▶ [Task instructions]:
#1 List every person the home schooling schedule text refers to by a name or an initial, in order of first mention.
#2 Revise the home schooling schedule text by giving the stretch from "The kids generally" through "books and go." again, with "clipboard" changed to "binder".

Home Schooling Schedule

I just finished writing the kids schedules for this week and thought I'd write about what we do, and how we do it.

Jason and I both teach the kids, so we needed a system that allowed us both to know what was going on at all times (or at least most of the time).

At the beginning of the school year I get out my trusty The Well-Trained Mind book, stare at my bookshelves for a while, and figure out what we want to do for the year. I write a list for each child of what I want them to accomplish by the end of the school year, listing the specific books, and then ordering them as necessary. I have to do this ... there's no way I'd remember otherwise. That list gets taped to the wall and largely ignored until someone finishes a book and we need to know what they do next ... then we just look at the list and voila ... couldn't be much easier. The lists get used at one other time ... when I'm writing the list I look at past lists to see what the other kids did at the same time. This year I only had to look at old schedules to figure out who was doing what ... and I had our annual schedule for four kids done in maybe 10 minutes. Below is last years annual schedule.
annualsched2.bmp

The kids generally do the same science and history, just with differing amounts of help from us, and we'll sometimes combine other subjects too, like M. and I. doing the same Writing Strands. Other than that their work is geared toward them and is usually not the same as what anyone else is doing.

Every Sunday evening I sit at the computer and do the spreadsheet for each child's weekly schedule. They each get their own schedule, which Jason and I keep on a clipboard. As they finish something it's checked off the schedule. The kids can look at their schedule and know exactly how much they have to do for the week and get ahead if they wish. K. is madly in love with the idea of getting checks on his schedule and that's really motivating him right now ... works for me! If the kids go to the shop on a school day they just grab their schedule and books and go.

▶ [Supplied material]:
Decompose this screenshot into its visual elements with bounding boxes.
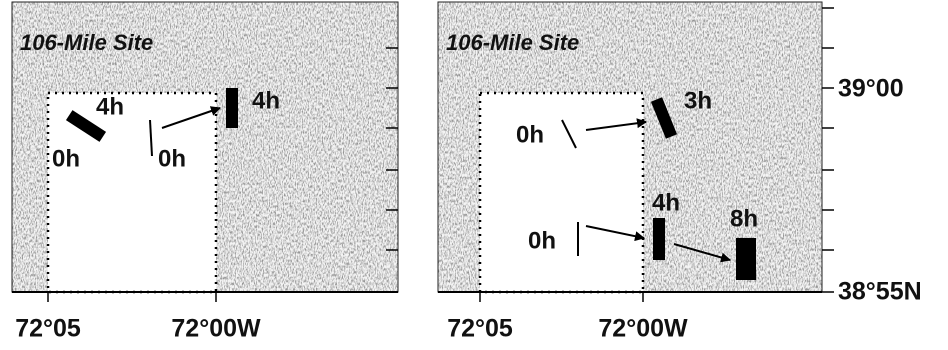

▶ [Worked solutions]:
#1 Jason, M., I., K.

#2
The kids generally do the same science and history, just with differing amounts of help from us, and we'll sometimes combine other subjects too, like M. and I. doing the same Writing Strands. Other than that their work is geared toward them and is usually not the same as what anyone else is doing.

Every Sunday evening I sit at the computer and do the spreadsheet for each child's weekly schedule. They each get their own schedule, which Jason and I keep on a binder. As they finish something it's checked off the schedule. The kids can look at their schedule and know exactly how much they have to do for the week and get ahead if they wish. K. is madly in love with the idea of getting checks on his schedule and that's really motivating him right now ... works for me! If the kids go to the shop on a school day they just grab their schedule and books and go.